▶ _WHAT IS EXPECTED_: Pick out and copy every line below that has the word "名男生和".

▶ _STORED RECORDS_:
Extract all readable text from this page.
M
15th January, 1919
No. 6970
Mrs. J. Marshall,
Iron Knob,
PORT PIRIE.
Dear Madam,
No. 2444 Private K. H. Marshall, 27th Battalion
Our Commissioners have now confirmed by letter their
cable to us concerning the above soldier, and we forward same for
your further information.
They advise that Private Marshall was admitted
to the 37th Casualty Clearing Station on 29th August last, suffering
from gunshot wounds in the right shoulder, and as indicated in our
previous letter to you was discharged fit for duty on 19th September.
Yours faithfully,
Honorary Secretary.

* * *

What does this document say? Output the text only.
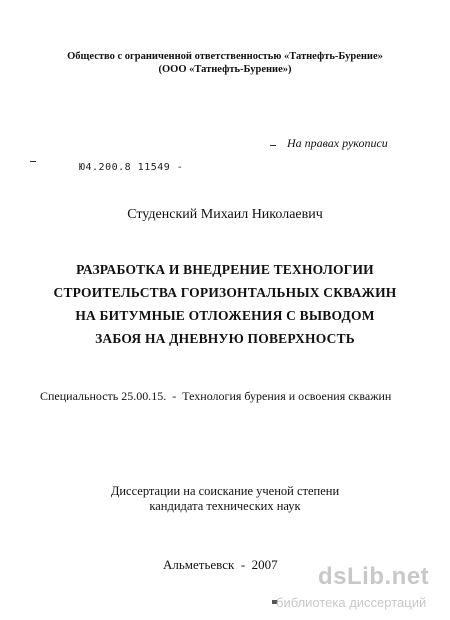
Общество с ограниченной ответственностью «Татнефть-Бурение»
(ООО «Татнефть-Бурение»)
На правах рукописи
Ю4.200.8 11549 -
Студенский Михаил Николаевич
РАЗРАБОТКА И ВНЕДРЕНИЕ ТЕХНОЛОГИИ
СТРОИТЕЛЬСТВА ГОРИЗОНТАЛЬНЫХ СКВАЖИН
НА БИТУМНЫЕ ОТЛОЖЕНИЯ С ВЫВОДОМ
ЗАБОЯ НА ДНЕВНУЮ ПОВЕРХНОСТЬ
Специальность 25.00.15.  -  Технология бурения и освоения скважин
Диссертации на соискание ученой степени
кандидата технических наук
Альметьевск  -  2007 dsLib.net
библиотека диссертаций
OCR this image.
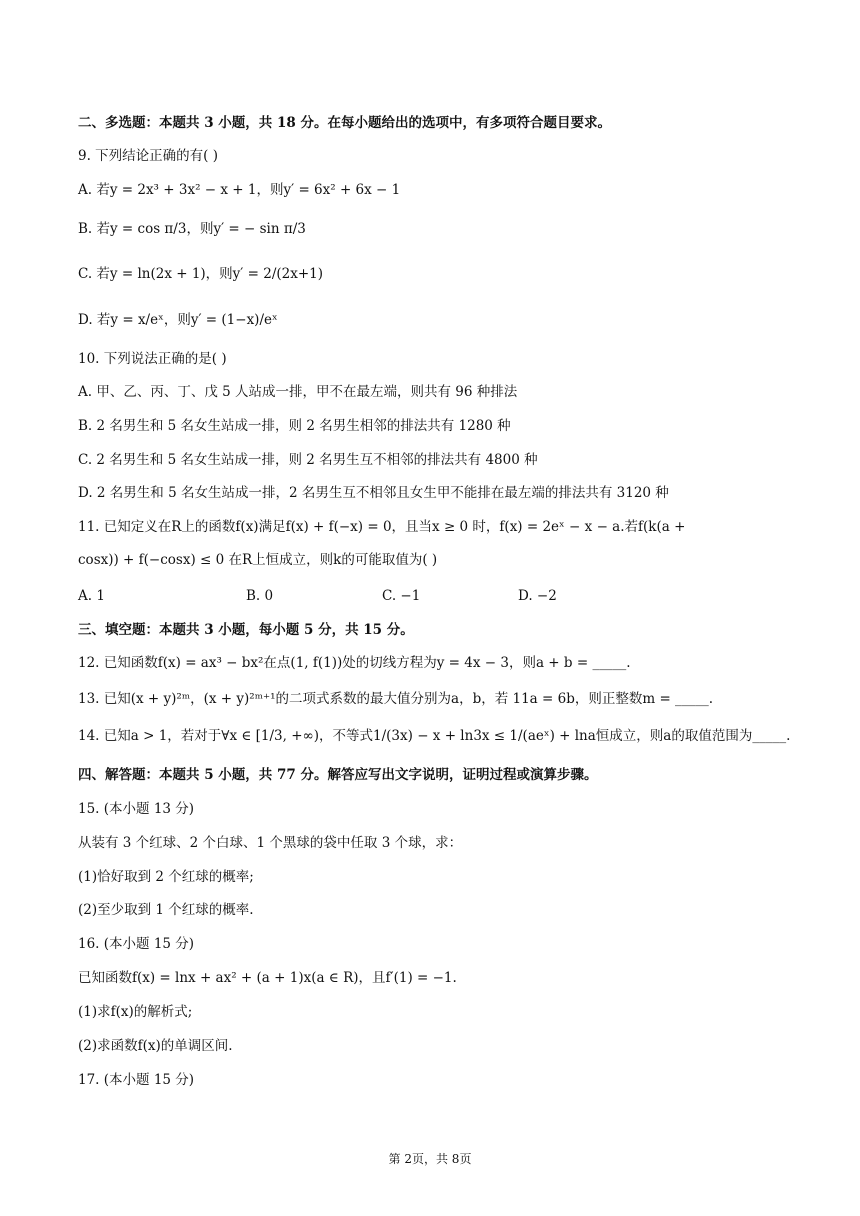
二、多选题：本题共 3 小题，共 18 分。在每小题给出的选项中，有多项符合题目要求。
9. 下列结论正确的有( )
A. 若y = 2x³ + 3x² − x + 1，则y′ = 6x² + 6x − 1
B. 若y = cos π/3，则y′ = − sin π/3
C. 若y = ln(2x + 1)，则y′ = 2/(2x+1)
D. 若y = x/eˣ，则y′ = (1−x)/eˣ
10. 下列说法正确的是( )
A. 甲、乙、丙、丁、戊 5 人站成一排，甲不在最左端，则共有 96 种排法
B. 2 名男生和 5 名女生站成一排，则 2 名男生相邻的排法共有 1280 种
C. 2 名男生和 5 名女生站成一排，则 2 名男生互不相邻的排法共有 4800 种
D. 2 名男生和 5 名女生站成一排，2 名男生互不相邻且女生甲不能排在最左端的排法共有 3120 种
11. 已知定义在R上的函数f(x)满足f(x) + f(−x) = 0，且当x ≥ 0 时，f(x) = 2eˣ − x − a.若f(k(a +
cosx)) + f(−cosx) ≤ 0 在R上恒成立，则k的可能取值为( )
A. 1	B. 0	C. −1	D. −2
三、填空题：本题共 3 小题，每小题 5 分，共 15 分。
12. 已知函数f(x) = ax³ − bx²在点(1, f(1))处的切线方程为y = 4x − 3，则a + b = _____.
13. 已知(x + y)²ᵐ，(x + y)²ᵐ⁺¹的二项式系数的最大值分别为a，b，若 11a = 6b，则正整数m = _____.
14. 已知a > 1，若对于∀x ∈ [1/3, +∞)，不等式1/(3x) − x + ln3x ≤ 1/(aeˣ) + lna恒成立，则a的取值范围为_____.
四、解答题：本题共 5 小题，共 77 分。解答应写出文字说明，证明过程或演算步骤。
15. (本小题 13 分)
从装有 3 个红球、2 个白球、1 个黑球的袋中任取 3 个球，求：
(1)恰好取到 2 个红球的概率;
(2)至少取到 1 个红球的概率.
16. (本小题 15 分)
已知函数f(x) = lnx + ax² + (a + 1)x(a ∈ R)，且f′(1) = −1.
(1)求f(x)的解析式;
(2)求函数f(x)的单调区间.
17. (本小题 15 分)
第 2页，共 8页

▶ _FULL ANSWER_:
B. 2 名男生和 5 名女生站成一排，则 2 名男生相邻的排法共有 1280 种
C. 2 名男生和 5 名女生站成一排，则 2 名男生互不相邻的排法共有 4800 种
D. 2 名男生和 5 名女生站成一排，2 名男生互不相邻且女生甲不能排在最左端的排法共有 3120 种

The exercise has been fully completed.